# Your task
Wherever the word "this" appears in a line, copy that line.

# Available records
╔══

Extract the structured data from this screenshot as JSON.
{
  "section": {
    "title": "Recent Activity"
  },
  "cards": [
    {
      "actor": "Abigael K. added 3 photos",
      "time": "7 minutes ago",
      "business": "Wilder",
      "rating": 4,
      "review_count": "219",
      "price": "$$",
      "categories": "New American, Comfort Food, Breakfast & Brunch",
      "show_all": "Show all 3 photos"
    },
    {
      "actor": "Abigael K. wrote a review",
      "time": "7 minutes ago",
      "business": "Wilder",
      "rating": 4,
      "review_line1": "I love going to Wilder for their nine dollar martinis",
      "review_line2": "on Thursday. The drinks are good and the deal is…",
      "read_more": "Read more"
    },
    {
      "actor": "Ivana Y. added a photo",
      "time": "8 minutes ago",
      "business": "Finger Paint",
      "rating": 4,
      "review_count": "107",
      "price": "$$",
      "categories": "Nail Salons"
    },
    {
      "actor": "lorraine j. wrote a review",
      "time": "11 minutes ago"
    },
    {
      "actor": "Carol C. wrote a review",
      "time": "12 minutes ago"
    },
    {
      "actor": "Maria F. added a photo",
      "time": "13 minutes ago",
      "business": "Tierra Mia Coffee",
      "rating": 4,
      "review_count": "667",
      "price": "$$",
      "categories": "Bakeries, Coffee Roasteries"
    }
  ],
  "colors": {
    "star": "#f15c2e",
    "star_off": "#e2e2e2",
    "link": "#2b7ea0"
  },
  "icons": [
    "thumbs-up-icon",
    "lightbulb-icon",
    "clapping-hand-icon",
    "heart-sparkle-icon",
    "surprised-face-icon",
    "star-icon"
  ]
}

╚══
╔══

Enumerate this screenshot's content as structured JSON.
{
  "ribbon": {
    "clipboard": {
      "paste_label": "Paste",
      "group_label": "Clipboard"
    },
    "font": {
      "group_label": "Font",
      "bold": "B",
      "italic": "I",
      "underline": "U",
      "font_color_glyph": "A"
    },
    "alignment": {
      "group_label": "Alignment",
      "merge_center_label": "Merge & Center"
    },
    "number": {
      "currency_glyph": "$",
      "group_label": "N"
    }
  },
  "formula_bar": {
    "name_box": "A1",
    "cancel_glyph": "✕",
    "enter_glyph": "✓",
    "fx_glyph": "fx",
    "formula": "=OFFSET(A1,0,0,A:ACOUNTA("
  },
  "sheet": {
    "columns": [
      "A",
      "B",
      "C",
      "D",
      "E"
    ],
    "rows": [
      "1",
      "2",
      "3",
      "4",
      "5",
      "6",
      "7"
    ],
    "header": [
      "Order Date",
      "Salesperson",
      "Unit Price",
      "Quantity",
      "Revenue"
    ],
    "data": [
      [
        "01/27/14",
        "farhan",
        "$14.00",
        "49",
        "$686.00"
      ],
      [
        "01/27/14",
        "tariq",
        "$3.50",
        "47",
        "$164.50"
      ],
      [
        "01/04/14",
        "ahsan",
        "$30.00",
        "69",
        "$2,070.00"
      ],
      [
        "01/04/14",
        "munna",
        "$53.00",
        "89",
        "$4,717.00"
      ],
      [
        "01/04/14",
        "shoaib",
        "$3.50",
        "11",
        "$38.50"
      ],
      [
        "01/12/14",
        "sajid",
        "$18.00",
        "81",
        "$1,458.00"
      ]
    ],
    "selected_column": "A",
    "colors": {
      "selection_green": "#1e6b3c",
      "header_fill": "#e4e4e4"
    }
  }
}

╚══

# The solution
Extract the structured data from this screenshot as JSON.
Enumerate this screenshot's content as structured JSON.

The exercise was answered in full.